Written exercise:
What follows is a set of entries. Repeat them exactly, but not their pictures.

Stored data:

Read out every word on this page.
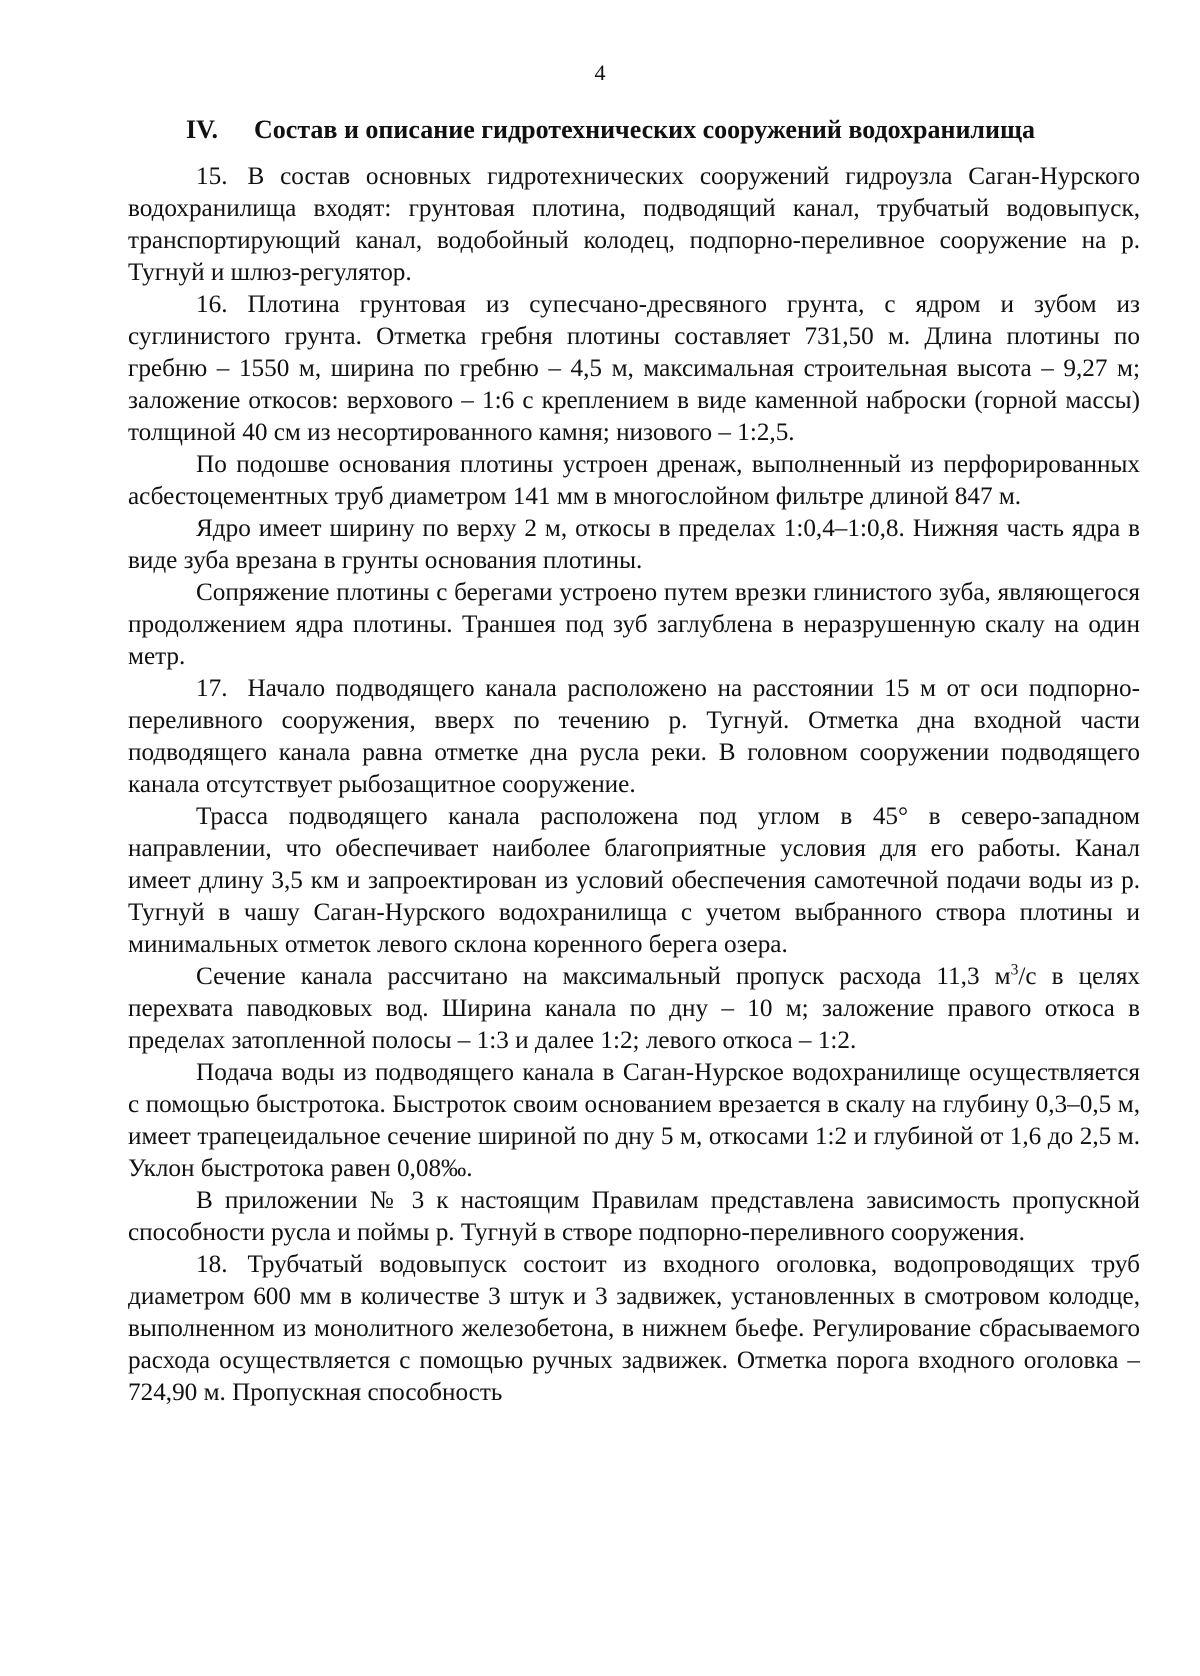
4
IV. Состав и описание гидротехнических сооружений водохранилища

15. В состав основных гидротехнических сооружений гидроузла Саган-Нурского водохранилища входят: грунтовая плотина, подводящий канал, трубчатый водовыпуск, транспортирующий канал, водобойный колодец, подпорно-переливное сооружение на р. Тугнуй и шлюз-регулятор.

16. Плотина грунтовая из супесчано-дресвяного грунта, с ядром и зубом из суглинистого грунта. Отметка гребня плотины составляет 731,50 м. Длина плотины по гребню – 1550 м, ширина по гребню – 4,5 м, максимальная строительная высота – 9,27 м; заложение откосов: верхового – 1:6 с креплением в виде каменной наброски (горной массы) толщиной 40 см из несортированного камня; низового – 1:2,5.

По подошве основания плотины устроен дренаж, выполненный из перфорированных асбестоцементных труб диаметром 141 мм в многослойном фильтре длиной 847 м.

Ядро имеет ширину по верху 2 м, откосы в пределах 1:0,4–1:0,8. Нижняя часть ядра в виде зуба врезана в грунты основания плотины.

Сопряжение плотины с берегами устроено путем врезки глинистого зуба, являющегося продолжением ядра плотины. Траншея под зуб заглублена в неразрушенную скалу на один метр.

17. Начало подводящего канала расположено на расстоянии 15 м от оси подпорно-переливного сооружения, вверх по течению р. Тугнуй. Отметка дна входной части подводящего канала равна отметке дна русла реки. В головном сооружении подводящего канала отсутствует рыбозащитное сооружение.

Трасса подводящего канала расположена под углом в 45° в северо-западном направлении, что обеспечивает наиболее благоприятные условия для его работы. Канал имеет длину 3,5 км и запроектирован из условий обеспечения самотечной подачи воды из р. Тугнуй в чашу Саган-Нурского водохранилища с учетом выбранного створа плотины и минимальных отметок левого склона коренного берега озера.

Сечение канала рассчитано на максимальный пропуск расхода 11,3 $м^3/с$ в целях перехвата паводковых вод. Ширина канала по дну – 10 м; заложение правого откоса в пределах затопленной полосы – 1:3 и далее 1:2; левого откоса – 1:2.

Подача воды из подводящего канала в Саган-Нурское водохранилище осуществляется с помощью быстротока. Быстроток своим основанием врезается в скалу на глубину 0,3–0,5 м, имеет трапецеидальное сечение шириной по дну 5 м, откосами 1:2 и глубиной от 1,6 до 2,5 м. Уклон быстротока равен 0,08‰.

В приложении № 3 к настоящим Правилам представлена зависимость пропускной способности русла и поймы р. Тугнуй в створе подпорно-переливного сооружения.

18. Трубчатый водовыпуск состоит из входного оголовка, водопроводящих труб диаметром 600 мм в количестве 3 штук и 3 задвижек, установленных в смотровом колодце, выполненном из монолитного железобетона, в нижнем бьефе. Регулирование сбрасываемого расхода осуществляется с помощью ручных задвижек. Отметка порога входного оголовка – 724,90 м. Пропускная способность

Exercise result:
Read out every word on this page.
4
IV. Состав и описание гидротехнических сооружений водохранилища

15. В состав основных гидротехнических сооружений гидроузла Саган-Нурского водохранилища входят: грунтовая плотина, подводящий канал, трубчатый водовыпуск, транспортирующий канал, водобойный колодец, подпорно-переливное сооружение на р. Тугнуй и шлюз-регулятор.

16. Плотина грунтовая из супесчано-дресвяного грунта, с ядром и зубом из суглинистого грунта. Отметка гребня плотины составляет 731,50 м. Длина плотины по гребню – 1550 м, ширина по гребню – 4,5 м, максимальная строительная высота – 9,27 м; заложение откосов: верхового – 1:6 с креплением в виде каменной наброски (горной массы) толщиной 40 см из несортированного камня; низового – 1:2,5.

По подошве основания плотины устроен дренаж, выполненный из перфорированных асбестоцементных труб диаметром 141 мм в многослойном фильтре длиной 847 м.

Ядро имеет ширину по верху 2 м, откосы в пределах 1:0,4–1:0,8. Нижняя часть ядра в виде зуба врезана в грунты основания плотины.

Сопряжение плотины с берегами устроено путем врезки глинистого зуба, являющегося продолжением ядра плотины. Траншея под зуб заглублена в неразрушенную скалу на один метр.

17. Начало подводящего канала расположено на расстоянии 15 м от оси подпорно-переливного сооружения, вверх по течению р. Тугнуй. Отметка дна входной части подводящего канала равна отметке дна русла реки. В головном сооружении подводящего канала отсутствует рыбозащитное сооружение.

Трасса подводящего канала расположена под углом в 45° в северо-западном направлении, что обеспечивает наиболее благоприятные условия для его работы. Канал имеет длину 3,5 км и запроектирован из условий обеспечения самотечной подачи воды из р. Тугнуй в чашу Саган-Нурского водохранилища с учетом выбранного створа плотины и минимальных отметок левого склона коренного берега озера.

Сечение канала рассчитано на максимальный пропуск расхода 11,3 $м^3/с$ в целях перехвата паводковых вод. Ширина канала по дну – 10 м; заложение правого откоса в пределах затопленной полосы – 1:3 и далее 1:2; левого откоса – 1:2.

Подача воды из подводящего канала в Саган-Нурское водохранилище осуществляется с помощью быстротока. Быстроток своим основанием врезается в скалу на глубину 0,3–0,5 м, имеет трапецеидальное сечение шириной по дну 5 м, откосами 1:2 и глубиной от 1,6 до 2,5 м. Уклон быстротока равен 0,08‰.

В приложении № 3 к настоящим Правилам представлена зависимость пропускной способности русла и поймы р. Тугнуй в створе подпорно-переливного сооружения.

18. Трубчатый водовыпуск состоит из входного оголовка, водопроводящих труб диаметром 600 мм в количестве 3 штук и 3 задвижек, установленных в смотровом колодце, выполненном из монолитного железобетона, в нижнем бьефе. Регулирование сбрасываемого расхода осуществляется с помощью ручных задвижек. Отметка порога входного оголовка – 724,90 м. Пропускная способность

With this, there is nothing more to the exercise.